**Written problem:** Extract all lines in the data that contain the word "color".

.....

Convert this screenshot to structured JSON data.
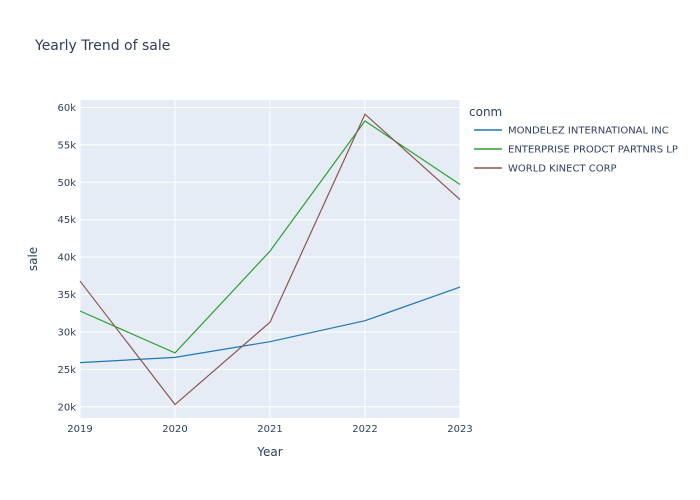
{
  "chart_data": {
    "type": "line",
    "title": "Yearly Trend of sale",
    "xlabel": "Year",
    "ylabel": "sale",
    "x": [
      "2019",
      "2020",
      "2021",
      "2022",
      "2023"
    ],
    "xlim": [
      2019,
      2023
    ],
    "ylim": [
      18500,
      61000
    ],
    "yticks": [
      20000,
      25000,
      30000,
      35000,
      40000,
      45000,
      50000,
      55000,
      60000
    ],
    "ytick_labels": [
      "20k",
      "25k",
      "30k",
      "35k",
      "40k",
      "45k",
      "50k",
      "55k",
      "60k"
    ],
    "grid": true,
    "plot_background": "#E5ECF6",
    "legend": {
      "title": "conm",
      "placement": "right"
    },
    "series": [
      {
        "name": "MONDELEZ INTERNATIONAL INC",
        "color": "#1f77b4",
        "values": [
          25900,
          26600,
          28700,
          31500,
          36000
        ]
      },
      {
        "name": "ENTERPRISE PRODCT PARTNRS LP",
        "color": "#2ca02c",
        "values": [
          32800,
          27200,
          40800,
          58200,
          49700
        ]
      },
      {
        "name": "WORLD KINECT CORP",
        "color": "#8c564b",
        "values": [
          36800,
          20300,
          31300,
          59100,
          47700
        ]
      }
    ]
  }
}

.....

**Right answer:**
        "color": "#1f77b4",
        "color": "#2ca02c",
        "color": "#8c564b",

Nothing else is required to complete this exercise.